> _WHAT IS ASKED_
Repeat every line exactly, keeping the pictures out of the copy.

> _WORKING DATA_

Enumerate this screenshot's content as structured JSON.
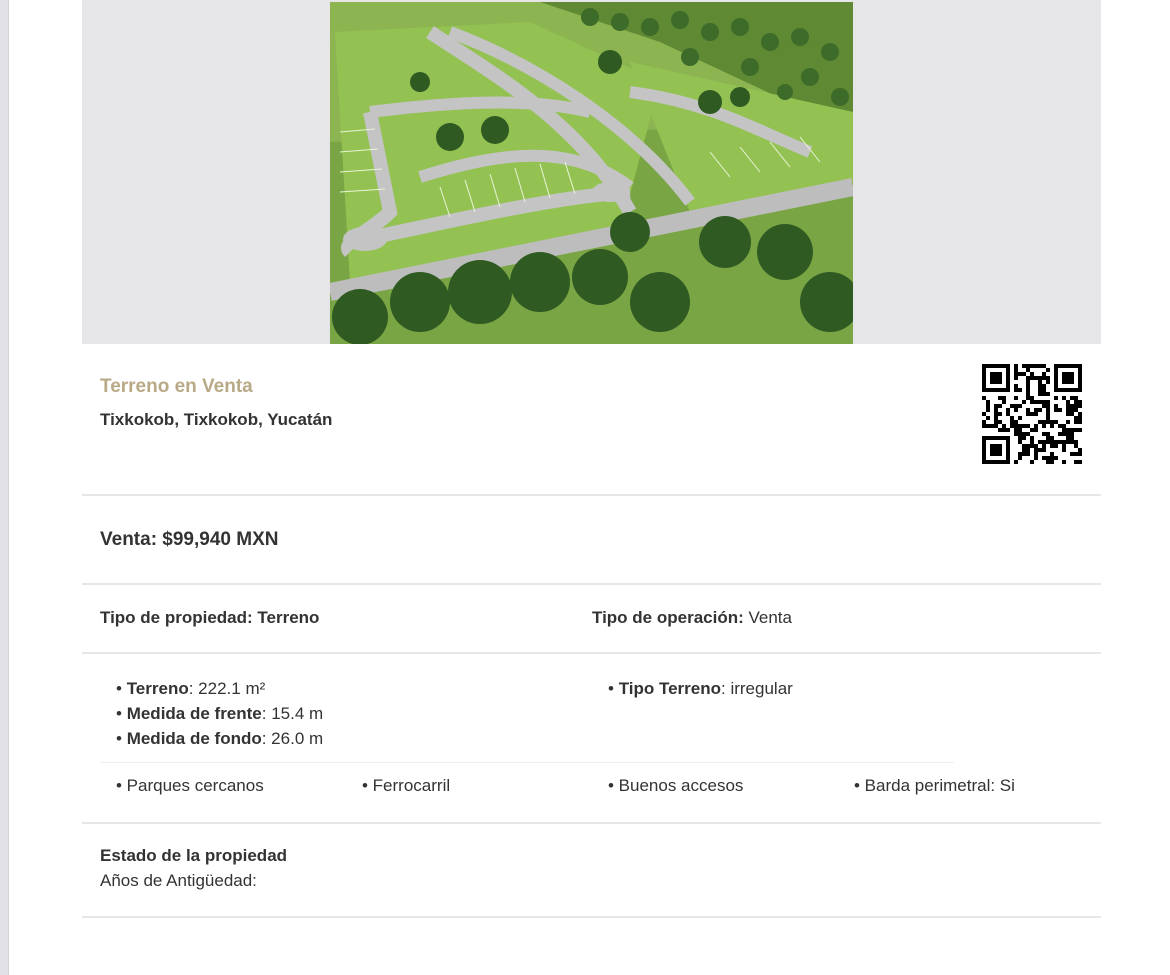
{
  "property": {
    "title": "Terreno en Venta",
    "location": "Tixkokob, Tixkokob, Yucatán"
  },
  "price": {
    "text": "Venta: $99,940 MXN"
  },
  "type": {
    "property_type": "Tipo de propiedad: Terreno",
    "operation_label": "Tipo de operación:",
    "operation_value": "Venta"
  },
  "features": {
    "left": [
      {
        "label": "Terreno",
        "value": ": 222.1 m²"
      },
      {
        "label": "Medida de frente",
        "value": ": 15.4 m"
      },
      {
        "label": "Medida de fondo",
        "value": ": 26.0 m"
      }
    ],
    "right": [
      {
        "label": "Tipo Terreno",
        "value": ": irregular"
      }
    ],
    "amenities": [
      "• Parques cercanos",
      "• Ferrocarril",
      "• Buenos accesos",
      "• Barda perimetral: Si"
    ]
  },
  "state": {
    "title": "Estado de la propiedad",
    "age_label": "Años de Antigüedad:"
  },
  "bullet": "• ",
  "colors": {
    "title_accent": "#b9aa87",
    "text": "#333333",
    "divider": "#e7e7e7",
    "photo_band": "#e6e6e8"
  }
}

> _RESULT OF THIS TASK_
Enumerate this screenshot's content as structured JSON.
{
  "property": {
    "title": "Terreno en Venta",
    "location": "Tixkokob, Tixkokob, Yucatán"
  },
  "price": {
    "text": "Venta: $99,940 MXN"
  },
  "type": {
    "property_type": "Tipo de propiedad: Terreno",
    "operation_label": "Tipo de operación:",
    "operation_value": "Venta"
  },
  "features": {
    "left": [
      {
        "label": "Terreno",
        "value": ": 222.1 m²"
      },
      {
        "label": "Medida de frente",
        "value": ": 15.4 m"
      },
      {
        "label": "Medida de fondo",
        "value": ": 26.0 m"
      }
    ],
    "right": [
      {
        "label": "Tipo Terreno",
        "value": ": irregular"
      }
    ],
    "amenities": [
      "• Parques cercanos",
      "• Ferrocarril",
      "• Buenos accesos",
      "• Barda perimetral: Si"
    ]
  },
  "state": {
    "title": "Estado de la propiedad",
    "age_label": "Años de Antigüedad:"
  },
  "bullet": "• ",
  "colors": {
    "title_accent": "#b9aa87",
    "text": "#333333",
    "divider": "#e7e7e7",
    "photo_band": "#e6e6e8"
  }
}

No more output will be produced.